→ **INFORMATION PROVIDED**:
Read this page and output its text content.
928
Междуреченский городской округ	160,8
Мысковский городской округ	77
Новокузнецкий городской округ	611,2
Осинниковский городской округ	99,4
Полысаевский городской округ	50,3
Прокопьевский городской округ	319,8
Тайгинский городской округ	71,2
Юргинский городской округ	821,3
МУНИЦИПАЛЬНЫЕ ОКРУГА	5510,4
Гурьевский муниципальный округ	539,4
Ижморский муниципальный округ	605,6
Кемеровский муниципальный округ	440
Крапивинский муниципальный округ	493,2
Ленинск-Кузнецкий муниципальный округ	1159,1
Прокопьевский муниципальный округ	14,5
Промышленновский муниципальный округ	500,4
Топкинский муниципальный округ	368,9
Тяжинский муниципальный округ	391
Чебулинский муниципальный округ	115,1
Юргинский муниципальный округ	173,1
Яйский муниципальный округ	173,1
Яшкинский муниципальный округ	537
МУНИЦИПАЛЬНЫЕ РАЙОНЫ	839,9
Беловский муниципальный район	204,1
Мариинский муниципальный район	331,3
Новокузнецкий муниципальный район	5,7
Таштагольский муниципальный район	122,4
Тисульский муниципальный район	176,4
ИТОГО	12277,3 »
* * *
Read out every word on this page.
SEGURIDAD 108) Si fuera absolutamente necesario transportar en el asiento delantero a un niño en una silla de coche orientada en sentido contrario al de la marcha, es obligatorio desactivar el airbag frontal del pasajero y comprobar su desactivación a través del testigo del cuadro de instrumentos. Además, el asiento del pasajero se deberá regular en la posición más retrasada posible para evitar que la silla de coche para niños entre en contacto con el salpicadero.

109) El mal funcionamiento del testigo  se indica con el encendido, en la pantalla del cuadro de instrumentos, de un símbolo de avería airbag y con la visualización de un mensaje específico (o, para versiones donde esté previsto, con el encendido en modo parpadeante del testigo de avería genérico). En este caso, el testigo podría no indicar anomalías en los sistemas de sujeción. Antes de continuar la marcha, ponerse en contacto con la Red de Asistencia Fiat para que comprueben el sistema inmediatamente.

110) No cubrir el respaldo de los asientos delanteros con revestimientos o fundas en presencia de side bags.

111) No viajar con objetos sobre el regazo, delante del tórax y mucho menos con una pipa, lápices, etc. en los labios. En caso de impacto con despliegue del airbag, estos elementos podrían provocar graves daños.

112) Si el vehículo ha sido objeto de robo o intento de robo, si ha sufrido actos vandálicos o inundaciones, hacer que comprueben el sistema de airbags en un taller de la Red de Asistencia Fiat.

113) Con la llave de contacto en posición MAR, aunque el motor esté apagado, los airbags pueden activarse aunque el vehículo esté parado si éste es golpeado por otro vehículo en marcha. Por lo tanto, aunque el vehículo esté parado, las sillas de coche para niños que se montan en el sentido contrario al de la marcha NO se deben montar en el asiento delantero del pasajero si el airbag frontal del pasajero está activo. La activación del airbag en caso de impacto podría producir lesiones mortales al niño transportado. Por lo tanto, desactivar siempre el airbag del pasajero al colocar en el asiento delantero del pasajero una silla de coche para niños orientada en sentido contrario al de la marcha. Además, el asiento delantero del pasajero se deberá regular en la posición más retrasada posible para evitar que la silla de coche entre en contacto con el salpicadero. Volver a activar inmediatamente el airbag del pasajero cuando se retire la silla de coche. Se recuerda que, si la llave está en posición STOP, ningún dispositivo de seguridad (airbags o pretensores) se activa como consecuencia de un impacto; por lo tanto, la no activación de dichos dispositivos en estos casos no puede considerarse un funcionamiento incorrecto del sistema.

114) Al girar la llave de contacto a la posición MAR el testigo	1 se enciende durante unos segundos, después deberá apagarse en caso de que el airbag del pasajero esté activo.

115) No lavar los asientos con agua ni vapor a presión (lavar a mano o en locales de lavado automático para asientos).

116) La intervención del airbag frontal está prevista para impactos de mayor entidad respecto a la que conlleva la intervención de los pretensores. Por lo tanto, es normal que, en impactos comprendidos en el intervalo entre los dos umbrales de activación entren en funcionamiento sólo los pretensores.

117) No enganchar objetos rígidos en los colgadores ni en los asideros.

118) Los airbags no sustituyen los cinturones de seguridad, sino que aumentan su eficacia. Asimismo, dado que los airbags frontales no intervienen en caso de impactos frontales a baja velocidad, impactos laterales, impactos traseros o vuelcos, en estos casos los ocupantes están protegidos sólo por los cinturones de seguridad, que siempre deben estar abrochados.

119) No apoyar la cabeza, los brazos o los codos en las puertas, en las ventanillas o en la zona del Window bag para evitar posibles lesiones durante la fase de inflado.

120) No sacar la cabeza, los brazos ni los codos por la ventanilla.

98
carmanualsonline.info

→ **REQUEST**: Review the material and copy each line in which the word "page" appears.

→ **COMPLETE ANSWER**:
Read this page and output its text content.
Read out every word on this page.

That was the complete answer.